Directions for this task
All records are to be retyped faithfully and completely.

(Collected data)
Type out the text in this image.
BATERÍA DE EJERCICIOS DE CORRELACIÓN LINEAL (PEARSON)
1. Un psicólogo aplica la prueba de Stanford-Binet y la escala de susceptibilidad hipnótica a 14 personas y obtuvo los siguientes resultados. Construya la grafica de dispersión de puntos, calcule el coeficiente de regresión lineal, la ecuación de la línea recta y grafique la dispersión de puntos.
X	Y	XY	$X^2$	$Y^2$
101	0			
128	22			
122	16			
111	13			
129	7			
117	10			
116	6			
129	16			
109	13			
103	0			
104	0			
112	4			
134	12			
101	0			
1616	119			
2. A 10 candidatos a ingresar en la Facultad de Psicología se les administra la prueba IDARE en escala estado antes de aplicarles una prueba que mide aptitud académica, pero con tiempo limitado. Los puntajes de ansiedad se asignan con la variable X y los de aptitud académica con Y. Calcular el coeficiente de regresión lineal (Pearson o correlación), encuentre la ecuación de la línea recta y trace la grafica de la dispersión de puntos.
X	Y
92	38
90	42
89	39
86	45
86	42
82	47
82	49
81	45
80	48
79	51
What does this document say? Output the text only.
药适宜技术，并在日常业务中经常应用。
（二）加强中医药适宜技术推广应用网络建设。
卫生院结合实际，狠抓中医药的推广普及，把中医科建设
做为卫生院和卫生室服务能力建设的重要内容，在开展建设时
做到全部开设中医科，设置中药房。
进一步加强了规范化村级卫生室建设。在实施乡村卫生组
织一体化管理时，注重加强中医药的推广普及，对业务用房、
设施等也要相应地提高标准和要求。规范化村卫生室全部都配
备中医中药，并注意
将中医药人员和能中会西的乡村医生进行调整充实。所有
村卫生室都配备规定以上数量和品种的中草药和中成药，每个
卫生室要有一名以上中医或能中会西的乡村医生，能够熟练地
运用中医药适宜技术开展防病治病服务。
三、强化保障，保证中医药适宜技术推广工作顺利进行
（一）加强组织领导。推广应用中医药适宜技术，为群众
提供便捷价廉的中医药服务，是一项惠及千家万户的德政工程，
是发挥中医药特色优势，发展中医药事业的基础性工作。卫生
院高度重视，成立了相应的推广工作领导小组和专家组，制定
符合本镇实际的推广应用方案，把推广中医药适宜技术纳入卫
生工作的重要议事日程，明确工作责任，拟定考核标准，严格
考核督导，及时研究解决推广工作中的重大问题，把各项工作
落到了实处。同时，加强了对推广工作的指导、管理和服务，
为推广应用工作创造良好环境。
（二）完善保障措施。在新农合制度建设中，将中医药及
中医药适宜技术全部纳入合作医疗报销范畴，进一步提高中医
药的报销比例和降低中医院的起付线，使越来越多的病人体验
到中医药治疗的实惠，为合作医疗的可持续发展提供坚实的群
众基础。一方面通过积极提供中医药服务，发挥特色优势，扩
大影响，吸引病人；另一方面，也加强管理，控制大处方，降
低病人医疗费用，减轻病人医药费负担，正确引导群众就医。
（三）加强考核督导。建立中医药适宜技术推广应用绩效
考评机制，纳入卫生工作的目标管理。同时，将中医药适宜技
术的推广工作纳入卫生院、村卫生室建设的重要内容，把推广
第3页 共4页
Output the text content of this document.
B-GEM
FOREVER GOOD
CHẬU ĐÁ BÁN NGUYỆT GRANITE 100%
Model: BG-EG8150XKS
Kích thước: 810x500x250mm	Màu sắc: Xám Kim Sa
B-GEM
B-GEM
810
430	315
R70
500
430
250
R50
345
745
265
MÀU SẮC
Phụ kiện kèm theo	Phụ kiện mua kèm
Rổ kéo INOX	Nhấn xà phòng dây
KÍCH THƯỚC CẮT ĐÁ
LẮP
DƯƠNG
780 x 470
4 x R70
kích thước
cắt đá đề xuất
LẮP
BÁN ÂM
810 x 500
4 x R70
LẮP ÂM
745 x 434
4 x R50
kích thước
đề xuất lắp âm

The output
Type out the text in this image.
BATERÍA DE EJERCICIOS DE CORRELACIÓN LINEAL (PEARSON)
1. Un psicólogo aplica la prueba de Stanford-Binet y la escala de susceptibilidad hipnótica a 14 personas y obtuvo los siguientes resultados. Construya la grafica de dispersión de puntos, calcule el coeficiente de regresión lineal, la ecuación de la línea recta y grafique la dispersión de puntos.
X	Y	XY	$X^2$	$Y^2$
101	0			
128	22			
122	16			
111	13			
129	7			
117	10			
116	6			
129	16			
109	13			
103	0			
104	0			
112	4			
134	12			
101	0			
1616	119			
2. A 10 candidatos a ingresar en la Facultad de Psicología se les administra la prueba IDARE en escala estado antes de aplicarles una prueba que mide aptitud académica, pero con tiempo limitado. Los puntajes de ansiedad se asignan con la variable X y los de aptitud académica con Y. Calcular el coeficiente de regresión lineal (Pearson o correlación), encuentre la ecuación de la línea recta y trace la grafica de la dispersión de puntos.
X	Y
92	38
90	42
89	39
86	45
86	42
82	47
82	49
81	45
80	48
79	51
What does this document say? Output the text only.
药适宜技术，并在日常业务中经常应用。
（二）加强中医药适宜技术推广应用网络建设。
卫生院结合实际，狠抓中医药的推广普及，把中医科建设
做为卫生院和卫生室服务能力建设的重要内容，在开展建设时
做到全部开设中医科，设置中药房。
进一步加强了规范化村级卫生室建设。在实施乡村卫生组
织一体化管理时，注重加强中医药的推广普及，对业务用房、
设施等也要相应地提高标准和要求。规范化村卫生室全部都配
备中医中药，并注意
将中医药人员和能中会西的乡村医生进行调整充实。所有
村卫生室都配备规定以上数量和品种的中草药和中成药，每个
卫生室要有一名以上中医或能中会西的乡村医生，能够熟练地
运用中医药适宜技术开展防病治病服务。
三、强化保障，保证中医药适宜技术推广工作顺利进行
（一）加强组织领导。推广应用中医药适宜技术，为群众
提供便捷价廉的中医药服务，是一项惠及千家万户的德政工程，
是发挥中医药特色优势，发展中医药事业的基础性工作。卫生
院高度重视，成立了相应的推广工作领导小组和专家组，制定
符合本镇实际的推广应用方案，把推广中医药适宜技术纳入卫
生工作的重要议事日程，明确工作责任，拟定考核标准，严格
考核督导，及时研究解决推广工作中的重大问题，把各项工作
落到了实处。同时，加强了对推广工作的指导、管理和服务，
为推广应用工作创造良好环境。
（二）完善保障措施。在新农合制度建设中，将中医药及
中医药适宜技术全部纳入合作医疗报销范畴，进一步提高中医
药的报销比例和降低中医院的起付线，使越来越多的病人体验
到中医药治疗的实惠，为合作医疗的可持续发展提供坚实的群
众基础。一方面通过积极提供中医药服务，发挥特色优势，扩
大影响，吸引病人；另一方面，也加强管理，控制大处方，降
低病人医疗费用，减轻病人医药费负担，正确引导群众就医。
（三）加强考核督导。建立中医药适宜技术推广应用绩效
考评机制，纳入卫生工作的目标管理。同时，将中医药适宜技
术的推广工作纳入卫生院、村卫生室建设的重要内容，把推广
第3页 共4页
Output the text content of this document.
B-GEM
FOREVER GOOD
CHẬU ĐÁ BÁN NGUYỆT GRANITE 100%
Model: BG-EG8150XKS
Kích thước: 810x500x250mm	Màu sắc: Xám Kim Sa
B-GEM
B-GEM
810
430	315
R70
500
430
250
R50
345
745
265
MÀU SẮC
Phụ kiện kèm theo	Phụ kiện mua kèm
Rổ kéo INOX	Nhấn xà phòng dây
KÍCH THƯỚC CẮT ĐÁ
LẮP
DƯƠNG
780 x 470
4 x R70
kích thước
cắt đá đề xuất
LẮP
BÁN ÂM
810 x 500
4 x R70
LẮP ÂM
745 x 434
4 x R50
kích thước
đề xuất lắp âm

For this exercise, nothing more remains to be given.